_GOAL OF THE EXERCISE_: Restate the whole listing exactly.

* START RECORD EXCERPTS *

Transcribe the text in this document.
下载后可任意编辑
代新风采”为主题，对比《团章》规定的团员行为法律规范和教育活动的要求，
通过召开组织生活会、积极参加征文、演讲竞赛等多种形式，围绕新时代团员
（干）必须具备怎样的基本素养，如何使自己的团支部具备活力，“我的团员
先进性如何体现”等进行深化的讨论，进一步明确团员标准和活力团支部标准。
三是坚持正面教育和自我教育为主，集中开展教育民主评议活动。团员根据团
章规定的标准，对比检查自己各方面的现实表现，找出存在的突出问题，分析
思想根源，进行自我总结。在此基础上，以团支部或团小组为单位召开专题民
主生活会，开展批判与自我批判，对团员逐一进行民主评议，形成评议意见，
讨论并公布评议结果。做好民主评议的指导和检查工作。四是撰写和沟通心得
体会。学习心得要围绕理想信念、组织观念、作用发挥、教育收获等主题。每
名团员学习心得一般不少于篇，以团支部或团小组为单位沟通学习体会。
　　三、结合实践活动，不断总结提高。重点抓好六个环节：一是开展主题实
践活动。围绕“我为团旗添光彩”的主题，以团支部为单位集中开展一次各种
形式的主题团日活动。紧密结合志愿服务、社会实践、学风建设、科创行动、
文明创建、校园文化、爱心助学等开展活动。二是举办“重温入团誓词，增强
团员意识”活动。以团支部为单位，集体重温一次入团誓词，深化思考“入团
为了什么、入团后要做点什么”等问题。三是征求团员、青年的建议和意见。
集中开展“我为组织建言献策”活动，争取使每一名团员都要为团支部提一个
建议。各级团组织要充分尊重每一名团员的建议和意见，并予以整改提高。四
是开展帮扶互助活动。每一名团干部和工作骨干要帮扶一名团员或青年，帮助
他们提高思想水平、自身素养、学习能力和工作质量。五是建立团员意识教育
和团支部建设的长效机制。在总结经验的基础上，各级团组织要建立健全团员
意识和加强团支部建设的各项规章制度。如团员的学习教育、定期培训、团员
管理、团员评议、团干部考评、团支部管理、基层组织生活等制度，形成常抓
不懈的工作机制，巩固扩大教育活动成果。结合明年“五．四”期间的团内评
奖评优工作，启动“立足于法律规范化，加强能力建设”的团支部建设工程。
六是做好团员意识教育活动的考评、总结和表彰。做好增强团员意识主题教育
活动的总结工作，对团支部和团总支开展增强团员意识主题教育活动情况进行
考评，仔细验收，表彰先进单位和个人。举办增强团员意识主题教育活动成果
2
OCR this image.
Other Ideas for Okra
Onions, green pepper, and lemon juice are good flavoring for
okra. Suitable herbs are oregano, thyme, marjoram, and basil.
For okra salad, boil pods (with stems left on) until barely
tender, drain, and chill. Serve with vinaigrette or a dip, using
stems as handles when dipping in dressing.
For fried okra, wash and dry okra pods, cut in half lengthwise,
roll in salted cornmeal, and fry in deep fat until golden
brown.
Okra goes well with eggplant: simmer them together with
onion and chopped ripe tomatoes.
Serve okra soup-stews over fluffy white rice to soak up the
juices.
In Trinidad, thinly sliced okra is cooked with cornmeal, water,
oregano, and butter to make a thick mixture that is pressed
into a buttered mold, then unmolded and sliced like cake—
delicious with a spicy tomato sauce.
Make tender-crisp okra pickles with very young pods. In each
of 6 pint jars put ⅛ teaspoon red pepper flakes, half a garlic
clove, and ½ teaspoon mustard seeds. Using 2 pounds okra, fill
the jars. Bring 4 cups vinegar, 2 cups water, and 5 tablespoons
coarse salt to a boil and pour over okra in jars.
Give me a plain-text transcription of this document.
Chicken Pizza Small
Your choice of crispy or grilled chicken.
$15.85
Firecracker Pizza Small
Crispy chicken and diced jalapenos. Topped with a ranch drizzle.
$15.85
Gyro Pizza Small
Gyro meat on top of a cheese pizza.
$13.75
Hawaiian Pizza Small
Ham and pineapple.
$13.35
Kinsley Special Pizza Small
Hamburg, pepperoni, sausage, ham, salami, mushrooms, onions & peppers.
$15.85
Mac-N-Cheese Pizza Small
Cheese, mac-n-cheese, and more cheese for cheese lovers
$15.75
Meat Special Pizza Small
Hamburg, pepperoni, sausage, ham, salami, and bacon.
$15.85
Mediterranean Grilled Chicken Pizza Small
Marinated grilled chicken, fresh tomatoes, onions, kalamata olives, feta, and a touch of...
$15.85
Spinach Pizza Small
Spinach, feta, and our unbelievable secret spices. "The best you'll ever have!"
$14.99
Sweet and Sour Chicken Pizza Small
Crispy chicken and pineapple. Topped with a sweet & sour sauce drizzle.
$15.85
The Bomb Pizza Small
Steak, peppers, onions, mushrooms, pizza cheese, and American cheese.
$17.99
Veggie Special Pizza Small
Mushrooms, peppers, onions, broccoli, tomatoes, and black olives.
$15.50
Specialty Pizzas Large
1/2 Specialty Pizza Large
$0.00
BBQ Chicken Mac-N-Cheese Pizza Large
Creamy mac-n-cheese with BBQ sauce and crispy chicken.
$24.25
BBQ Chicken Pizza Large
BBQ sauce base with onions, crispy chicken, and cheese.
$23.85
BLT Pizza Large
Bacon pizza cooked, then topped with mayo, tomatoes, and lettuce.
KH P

* END RECORD EXCERPTS *

_RESULT BELOW_:
Transcribe the text in this document.
下载后可任意编辑
代新风采”为主题，对比《团章》规定的团员行为法律规范和教育活动的要求，
通过召开组织生活会、积极参加征文、演讲竞赛等多种形式，围绕新时代团员
（干）必须具备怎样的基本素养，如何使自己的团支部具备活力，“我的团员
先进性如何体现”等进行深化的讨论，进一步明确团员标准和活力团支部标准。
三是坚持正面教育和自我教育为主，集中开展教育民主评议活动。团员根据团
章规定的标准，对比检查自己各方面的现实表现，找出存在的突出问题，分析
思想根源，进行自我总结。在此基础上，以团支部或团小组为单位召开专题民
主生活会，开展批判与自我批判，对团员逐一进行民主评议，形成评议意见，
讨论并公布评议结果。做好民主评议的指导和检查工作。四是撰写和沟通心得
体会。学习心得要围绕理想信念、组织观念、作用发挥、教育收获等主题。每
名团员学习心得一般不少于篇，以团支部或团小组为单位沟通学习体会。
　　三、结合实践活动，不断总结提高。重点抓好六个环节：一是开展主题实
践活动。围绕“我为团旗添光彩”的主题，以团支部为单位集中开展一次各种
形式的主题团日活动。紧密结合志愿服务、社会实践、学风建设、科创行动、
文明创建、校园文化、爱心助学等开展活动。二是举办“重温入团誓词，增强
团员意识”活动。以团支部为单位，集体重温一次入团誓词，深化思考“入团
为了什么、入团后要做点什么”等问题。三是征求团员、青年的建议和意见。
集中开展“我为组织建言献策”活动，争取使每一名团员都要为团支部提一个
建议。各级团组织要充分尊重每一名团员的建议和意见，并予以整改提高。四
是开展帮扶互助活动。每一名团干部和工作骨干要帮扶一名团员或青年，帮助
他们提高思想水平、自身素养、学习能力和工作质量。五是建立团员意识教育
和团支部建设的长效机制。在总结经验的基础上，各级团组织要建立健全团员
意识和加强团支部建设的各项规章制度。如团员的学习教育、定期培训、团员
管理、团员评议、团干部考评、团支部管理、基层组织生活等制度，形成常抓
不懈的工作机制，巩固扩大教育活动成果。结合明年“五．四”期间的团内评
奖评优工作，启动“立足于法律规范化，加强能力建设”的团支部建设工程。
六是做好团员意识教育活动的考评、总结和表彰。做好增强团员意识主题教育
活动的总结工作，对团支部和团总支开展增强团员意识主题教育活动情况进行
考评，仔细验收，表彰先进单位和个人。举办增强团员意识主题教育活动成果
2
OCR this image.
Other Ideas for Okra
Onions, green pepper, and lemon juice are good flavoring for
okra. Suitable herbs are oregano, thyme, marjoram, and basil.
For okra salad, boil pods (with stems left on) until barely
tender, drain, and chill. Serve with vinaigrette or a dip, using
stems as handles when dipping in dressing.
For fried okra, wash and dry okra pods, cut in half lengthwise,
roll in salted cornmeal, and fry in deep fat until golden
brown.
Okra goes well with eggplant: simmer them together with
onion and chopped ripe tomatoes.
Serve okra soup-stews over fluffy white rice to soak up the
juices.
In Trinidad, thinly sliced okra is cooked with cornmeal, water,
oregano, and butter to make a thick mixture that is pressed
into a buttered mold, then unmolded and sliced like cake—
delicious with a spicy tomato sauce.
Make tender-crisp okra pickles with very young pods. In each
of 6 pint jars put ⅛ teaspoon red pepper flakes, half a garlic
clove, and ½ teaspoon mustard seeds. Using 2 pounds okra, fill
the jars. Bring 4 cups vinegar, 2 cups water, and 5 tablespoons
coarse salt to a boil and pour over okra in jars.
Give me a plain-text transcription of this document.
Chicken Pizza Small
Your choice of crispy or grilled chicken.
$15.85
Firecracker Pizza Small
Crispy chicken and diced jalapenos. Topped with a ranch drizzle.
$15.85
Gyro Pizza Small
Gyro meat on top of a cheese pizza.
$13.75
Hawaiian Pizza Small
Ham and pineapple.
$13.35
Kinsley Special Pizza Small
Hamburg, pepperoni, sausage, ham, salami, mushrooms, onions & peppers.
$15.85
Mac-N-Cheese Pizza Small
Cheese, mac-n-cheese, and more cheese for cheese lovers
$15.75
Meat Special Pizza Small
Hamburg, pepperoni, sausage, ham, salami, and bacon.
$15.85
Mediterranean Grilled Chicken Pizza Small
Marinated grilled chicken, fresh tomatoes, onions, kalamata olives, feta, and a touch of...
$15.85
Spinach Pizza Small
Spinach, feta, and our unbelievable secret spices. "The best you'll ever have!"
$14.99
Sweet and Sour Chicken Pizza Small
Crispy chicken and pineapple. Topped with a sweet & sour sauce drizzle.
$15.85
The Bomb Pizza Small
Steak, peppers, onions, mushrooms, pizza cheese, and American cheese.
$17.99
Veggie Special Pizza Small
Mushrooms, peppers, onions, broccoli, tomatoes, and black olives.
$15.50
Specialty Pizzas Large
1/2 Specialty Pizza Large
$0.00
BBQ Chicken Mac-N-Cheese Pizza Large
Creamy mac-n-cheese with BBQ sauce and crispy chicken.
$24.25
BBQ Chicken Pizza Large
BBQ sauce base with onions, crispy chicken, and cheese.
$23.85
BLT Pizza Large
Bacon pizza cooked, then topped with mayo, tomatoes, and lettuce.
KH P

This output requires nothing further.